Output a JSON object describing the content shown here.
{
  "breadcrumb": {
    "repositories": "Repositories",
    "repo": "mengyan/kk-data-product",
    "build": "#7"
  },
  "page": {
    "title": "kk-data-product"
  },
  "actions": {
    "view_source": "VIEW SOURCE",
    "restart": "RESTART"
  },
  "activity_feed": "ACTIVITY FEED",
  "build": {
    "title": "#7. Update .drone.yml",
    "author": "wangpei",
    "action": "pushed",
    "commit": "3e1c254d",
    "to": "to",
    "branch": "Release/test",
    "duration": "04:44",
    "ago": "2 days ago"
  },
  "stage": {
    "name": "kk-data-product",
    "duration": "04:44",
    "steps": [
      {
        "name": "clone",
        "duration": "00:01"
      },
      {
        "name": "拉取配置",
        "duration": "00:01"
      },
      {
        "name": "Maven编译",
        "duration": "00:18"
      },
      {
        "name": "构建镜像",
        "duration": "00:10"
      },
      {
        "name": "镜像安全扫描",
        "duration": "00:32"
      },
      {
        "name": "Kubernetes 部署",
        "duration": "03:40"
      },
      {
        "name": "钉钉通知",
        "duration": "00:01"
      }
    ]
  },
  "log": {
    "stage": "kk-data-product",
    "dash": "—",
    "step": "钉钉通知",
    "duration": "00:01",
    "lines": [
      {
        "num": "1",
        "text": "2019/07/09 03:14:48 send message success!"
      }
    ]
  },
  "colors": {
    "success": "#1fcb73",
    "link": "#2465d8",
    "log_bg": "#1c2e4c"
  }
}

(Prompt)
Repeat all entries. Match them exactly.

(Exercise response)
Output a JSON object describing the content shown here.
{
  "breadcrumb": {
    "repositories": "Repositories",
    "repo": "mengyan/kk-data-product",
    "build": "#7"
  },
  "page": {
    "title": "kk-data-product"
  },
  "actions": {
    "view_source": "VIEW SOURCE",
    "restart": "RESTART"
  },
  "activity_feed": "ACTIVITY FEED",
  "build": {
    "title": "#7. Update .drone.yml",
    "author": "wangpei",
    "action": "pushed",
    "commit": "3e1c254d",
    "to": "to",
    "branch": "Release/test",
    "duration": "04:44",
    "ago": "2 days ago"
  },
  "stage": {
    "name": "kk-data-product",
    "duration": "04:44",
    "steps": [
      {
        "name": "clone",
        "duration": "00:01"
      },
      {
        "name": "拉取配置",
        "duration": "00:01"
      },
      {
        "name": "Maven编译",
        "duration": "00:18"
      },
      {
        "name": "构建镜像",
        "duration": "00:10"
      },
      {
        "name": "镜像安全扫描",
        "duration": "00:32"
      },
      {
        "name": "Kubernetes 部署",
        "duration": "03:40"
      },
      {
        "name": "钉钉通知",
        "duration": "00:01"
      }
    ]
  },
  "log": {
    "stage": "kk-data-product",
    "dash": "—",
    "step": "钉钉通知",
    "duration": "00:01",
    "lines": [
      {
        "num": "1",
        "text": "2019/07/09 03:14:48 send message success!"
      }
    ]
  },
  "colors": {
    "success": "#1fcb73",
    "link": "#2465d8",
    "log_bg": "#1c2e4c"
  }
}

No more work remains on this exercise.